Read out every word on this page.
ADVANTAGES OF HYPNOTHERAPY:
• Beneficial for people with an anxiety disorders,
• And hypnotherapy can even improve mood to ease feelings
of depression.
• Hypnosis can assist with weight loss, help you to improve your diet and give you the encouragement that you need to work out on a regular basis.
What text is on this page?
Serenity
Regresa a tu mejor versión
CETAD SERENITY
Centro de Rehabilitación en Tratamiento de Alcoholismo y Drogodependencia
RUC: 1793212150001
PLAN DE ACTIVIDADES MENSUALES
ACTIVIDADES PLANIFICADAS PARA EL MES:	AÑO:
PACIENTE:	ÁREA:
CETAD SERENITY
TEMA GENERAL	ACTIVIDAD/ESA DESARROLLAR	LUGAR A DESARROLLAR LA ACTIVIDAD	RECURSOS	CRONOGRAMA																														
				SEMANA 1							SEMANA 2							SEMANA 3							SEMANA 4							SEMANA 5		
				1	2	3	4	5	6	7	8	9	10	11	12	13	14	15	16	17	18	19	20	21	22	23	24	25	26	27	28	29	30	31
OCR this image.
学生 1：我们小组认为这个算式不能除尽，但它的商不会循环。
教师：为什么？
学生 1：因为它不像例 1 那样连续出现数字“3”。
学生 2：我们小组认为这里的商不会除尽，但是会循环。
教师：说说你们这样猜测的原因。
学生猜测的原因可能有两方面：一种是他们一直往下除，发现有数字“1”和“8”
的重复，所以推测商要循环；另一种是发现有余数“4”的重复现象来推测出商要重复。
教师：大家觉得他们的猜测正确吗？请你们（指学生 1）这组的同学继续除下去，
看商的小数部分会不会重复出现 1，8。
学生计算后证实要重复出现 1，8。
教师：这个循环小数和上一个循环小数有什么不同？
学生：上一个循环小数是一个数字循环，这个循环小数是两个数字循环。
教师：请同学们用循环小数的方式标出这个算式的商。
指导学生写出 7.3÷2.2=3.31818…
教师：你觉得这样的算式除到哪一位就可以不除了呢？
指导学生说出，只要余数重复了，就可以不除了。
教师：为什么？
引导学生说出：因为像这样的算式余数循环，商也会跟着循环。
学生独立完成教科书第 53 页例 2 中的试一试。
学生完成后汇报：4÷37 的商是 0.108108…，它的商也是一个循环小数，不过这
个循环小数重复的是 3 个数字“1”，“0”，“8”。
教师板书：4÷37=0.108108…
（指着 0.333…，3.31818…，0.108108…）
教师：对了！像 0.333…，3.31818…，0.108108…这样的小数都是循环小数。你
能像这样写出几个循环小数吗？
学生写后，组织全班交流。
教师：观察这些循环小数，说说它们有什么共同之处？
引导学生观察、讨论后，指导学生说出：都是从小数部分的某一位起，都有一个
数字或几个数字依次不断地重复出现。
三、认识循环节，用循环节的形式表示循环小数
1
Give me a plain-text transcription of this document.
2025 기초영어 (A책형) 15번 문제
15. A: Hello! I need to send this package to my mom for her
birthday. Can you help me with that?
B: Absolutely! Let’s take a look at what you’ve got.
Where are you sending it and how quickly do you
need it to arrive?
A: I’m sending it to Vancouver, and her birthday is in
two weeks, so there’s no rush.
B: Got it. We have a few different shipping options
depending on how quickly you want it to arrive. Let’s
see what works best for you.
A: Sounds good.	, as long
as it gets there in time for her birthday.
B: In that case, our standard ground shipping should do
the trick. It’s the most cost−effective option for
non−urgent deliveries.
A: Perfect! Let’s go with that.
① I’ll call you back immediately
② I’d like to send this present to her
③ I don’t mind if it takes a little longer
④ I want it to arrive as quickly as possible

Do this: Return the listing above in full, character for character.

Complete output:
Read out every word on this page.
ADVANTAGES OF HYPNOTHERAPY:
• Beneficial for people with an anxiety disorders,
• And hypnotherapy can even improve mood to ease feelings
of depression.
• Hypnosis can assist with weight loss, help you to improve your diet and give you the encouragement that you need to work out on a regular basis.
What text is on this page?
Serenity
Regresa a tu mejor versión
CETAD SERENITY
Centro de Rehabilitación en Tratamiento de Alcoholismo y Drogodependencia
RUC: 1793212150001
PLAN DE ACTIVIDADES MENSUALES
ACTIVIDADES PLANIFICADAS PARA EL MES:	AÑO:
PACIENTE:	ÁREA:
CETAD SERENITY
TEMA GENERAL	ACTIVIDAD/ESA DESARROLLAR	LUGAR A DESARROLLAR LA ACTIVIDAD	RECURSOS	CRONOGRAMA																														
				SEMANA 1							SEMANA 2							SEMANA 3							SEMANA 4							SEMANA 5		
				1	2	3	4	5	6	7	8	9	10	11	12	13	14	15	16	17	18	19	20	21	22	23	24	25	26	27	28	29	30	31
OCR this image.
学生 1：我们小组认为这个算式不能除尽，但它的商不会循环。
教师：为什么？
学生 1：因为它不像例 1 那样连续出现数字“3”。
学生 2：我们小组认为这里的商不会除尽，但是会循环。
教师：说说你们这样猜测的原因。
学生猜测的原因可能有两方面：一种是他们一直往下除，发现有数字“1”和“8”
的重复，所以推测商要循环；另一种是发现有余数“4”的重复现象来推测出商要重复。
教师：大家觉得他们的猜测正确吗？请你们（指学生 1）这组的同学继续除下去，
看商的小数部分会不会重复出现 1，8。
学生计算后证实要重复出现 1，8。
教师：这个循环小数和上一个循环小数有什么不同？
学生：上一个循环小数是一个数字循环，这个循环小数是两个数字循环。
教师：请同学们用循环小数的方式标出这个算式的商。
指导学生写出 7.3÷2.2=3.31818…
教师：你觉得这样的算式除到哪一位就可以不除了呢？
指导学生说出，只要余数重复了，就可以不除了。
教师：为什么？
引导学生说出：因为像这样的算式余数循环，商也会跟着循环。
学生独立完成教科书第 53 页例 2 中的试一试。
学生完成后汇报：4÷37 的商是 0.108108…，它的商也是一个循环小数，不过这
个循环小数重复的是 3 个数字“1”，“0”，“8”。
教师板书：4÷37=0.108108…
（指着 0.333…，3.31818…，0.108108…）
教师：对了！像 0.333…，3.31818…，0.108108…这样的小数都是循环小数。你
能像这样写出几个循环小数吗？
学生写后，组织全班交流。
教师：观察这些循环小数，说说它们有什么共同之处？
引导学生观察、讨论后，指导学生说出：都是从小数部分的某一位起，都有一个
数字或几个数字依次不断地重复出现。
三、认识循环节，用循环节的形式表示循环小数
1
Give me a plain-text transcription of this document.
2025 기초영어 (A책형) 15번 문제
15. A: Hello! I need to send this package to my mom for her
birthday. Can you help me with that?
B: Absolutely! Let’s take a look at what you’ve got.
Where are you sending it and how quickly do you
need it to arrive?
A: I’m sending it to Vancouver, and her birthday is in
two weeks, so there’s no rush.
B: Got it. We have a few different shipping options
depending on how quickly you want it to arrive. Let’s
see what works best for you.
A: Sounds good.	, as long
as it gets there in time for her birthday.
B: In that case, our standard ground shipping should do
the trick. It’s the most cost−effective option for
non−urgent deliveries.
A: Perfect! Let’s go with that.
① I’ll call you back immediately
② I’d like to send this present to her
③ I don’t mind if it takes a little longer
④ I want it to arrive as quickly as possible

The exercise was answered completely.